⟨

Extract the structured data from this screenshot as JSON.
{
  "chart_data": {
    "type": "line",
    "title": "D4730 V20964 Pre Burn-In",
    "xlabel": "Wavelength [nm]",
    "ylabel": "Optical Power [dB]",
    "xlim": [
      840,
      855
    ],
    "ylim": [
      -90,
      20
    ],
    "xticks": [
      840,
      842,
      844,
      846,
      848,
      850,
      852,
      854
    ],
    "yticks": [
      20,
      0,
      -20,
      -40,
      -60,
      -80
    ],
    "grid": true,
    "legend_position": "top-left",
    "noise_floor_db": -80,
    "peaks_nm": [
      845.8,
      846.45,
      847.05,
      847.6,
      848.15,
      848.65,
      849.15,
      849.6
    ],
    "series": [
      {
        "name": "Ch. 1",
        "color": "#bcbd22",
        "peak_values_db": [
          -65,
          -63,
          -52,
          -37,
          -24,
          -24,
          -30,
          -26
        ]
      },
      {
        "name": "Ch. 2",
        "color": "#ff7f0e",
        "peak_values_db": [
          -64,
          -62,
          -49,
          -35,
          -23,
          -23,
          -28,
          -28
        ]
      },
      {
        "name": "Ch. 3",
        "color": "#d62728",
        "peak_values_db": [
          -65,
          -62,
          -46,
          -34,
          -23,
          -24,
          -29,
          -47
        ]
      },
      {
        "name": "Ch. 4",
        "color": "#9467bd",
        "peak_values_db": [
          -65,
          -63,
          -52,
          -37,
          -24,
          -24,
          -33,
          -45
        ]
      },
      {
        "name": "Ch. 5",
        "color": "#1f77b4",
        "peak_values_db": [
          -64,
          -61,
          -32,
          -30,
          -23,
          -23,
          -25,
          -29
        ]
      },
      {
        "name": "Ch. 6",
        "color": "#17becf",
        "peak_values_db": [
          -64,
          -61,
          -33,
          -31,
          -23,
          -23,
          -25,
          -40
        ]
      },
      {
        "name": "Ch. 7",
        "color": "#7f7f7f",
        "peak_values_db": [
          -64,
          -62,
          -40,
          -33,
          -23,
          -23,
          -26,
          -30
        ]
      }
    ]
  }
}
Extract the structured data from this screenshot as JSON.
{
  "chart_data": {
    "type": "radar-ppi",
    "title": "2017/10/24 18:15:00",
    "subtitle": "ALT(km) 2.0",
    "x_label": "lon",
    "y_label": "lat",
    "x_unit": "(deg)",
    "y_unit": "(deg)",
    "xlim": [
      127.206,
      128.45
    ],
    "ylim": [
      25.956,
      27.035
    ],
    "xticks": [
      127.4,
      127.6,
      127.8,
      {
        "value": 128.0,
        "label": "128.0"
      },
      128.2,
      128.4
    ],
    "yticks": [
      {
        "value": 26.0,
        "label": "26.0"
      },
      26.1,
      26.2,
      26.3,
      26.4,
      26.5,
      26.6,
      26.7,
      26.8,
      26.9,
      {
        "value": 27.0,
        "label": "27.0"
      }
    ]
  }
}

⟩

> EXERCISE PROMPT:
Return all of the data word for word.

> TASK RESPONSE:
Extract the structured data from this screenshot as JSON.
{
  "chart_data": {
    "type": "line",
    "title": "D4730 V20964 Pre Burn-In",
    "xlabel": "Wavelength [nm]",
    "ylabel": "Optical Power [dB]",
    "xlim": [
      840,
      855
    ],
    "ylim": [
      -90,
      20
    ],
    "xticks": [
      840,
      842,
      844,
      846,
      848,
      850,
      852,
      854
    ],
    "yticks": [
      20,
      0,
      -20,
      -40,
      -60,
      -80
    ],
    "grid": true,
    "legend_position": "top-left",
    "noise_floor_db": -80,
    "peaks_nm": [
      845.8,
      846.45,
      847.05,
      847.6,
      848.15,
      848.65,
      849.15,
      849.6
    ],
    "series": [
      {
        "name": "Ch. 1",
        "color": "#bcbd22",
        "peak_values_db": [
          -65,
          -63,
          -52,
          -37,
          -24,
          -24,
          -30,
          -26
        ]
      },
      {
        "name": "Ch. 2",
        "color": "#ff7f0e",
        "peak_values_db": [
          -64,
          -62,
          -49,
          -35,
          -23,
          -23,
          -28,
          -28
        ]
      },
      {
        "name": "Ch. 3",
        "color": "#d62728",
        "peak_values_db": [
          -65,
          -62,
          -46,
          -34,
          -23,
          -24,
          -29,
          -47
        ]
      },
      {
        "name": "Ch. 4",
        "color": "#9467bd",
        "peak_values_db": [
          -65,
          -63,
          -52,
          -37,
          -24,
          -24,
          -33,
          -45
        ]
      },
      {
        "name": "Ch. 5",
        "color": "#1f77b4",
        "peak_values_db": [
          -64,
          -61,
          -32,
          -30,
          -23,
          -23,
          -25,
          -29
        ]
      },
      {
        "name": "Ch. 6",
        "color": "#17becf",
        "peak_values_db": [
          -64,
          -61,
          -33,
          -31,
          -23,
          -23,
          -25,
          -40
        ]
      },
      {
        "name": "Ch. 7",
        "color": "#7f7f7f",
        "peak_values_db": [
          -64,
          -62,
          -40,
          -33,
          -23,
          -23,
          -26,
          -30
        ]
      }
    ]
  }
}
Extract the structured data from this screenshot as JSON.
{
  "chart_data": {
    "type": "radar-ppi",
    "title": "2017/10/24 18:15:00",
    "subtitle": "ALT(km) 2.0",
    "x_label": "lon",
    "y_label": "lat",
    "x_unit": "(deg)",
    "y_unit": "(deg)",
    "xlim": [
      127.206,
      128.45
    ],
    "ylim": [
      25.956,
      27.035
    ],
    "xticks": [
      127.4,
      127.6,
      127.8,
      {
        "value": 128.0,
        "label": "128.0"
      },
      128.2,
      128.4
    ],
    "yticks": [
      {
        "value": 26.0,
        "label": "26.0"
      },
      26.1,
      26.2,
      26.3,
      26.4,
      26.5,
      26.6,
      26.7,
      26.8,
      26.9,
      {
        "value": 27.0,
        "label": "27.0"
      }
    ]
  }
}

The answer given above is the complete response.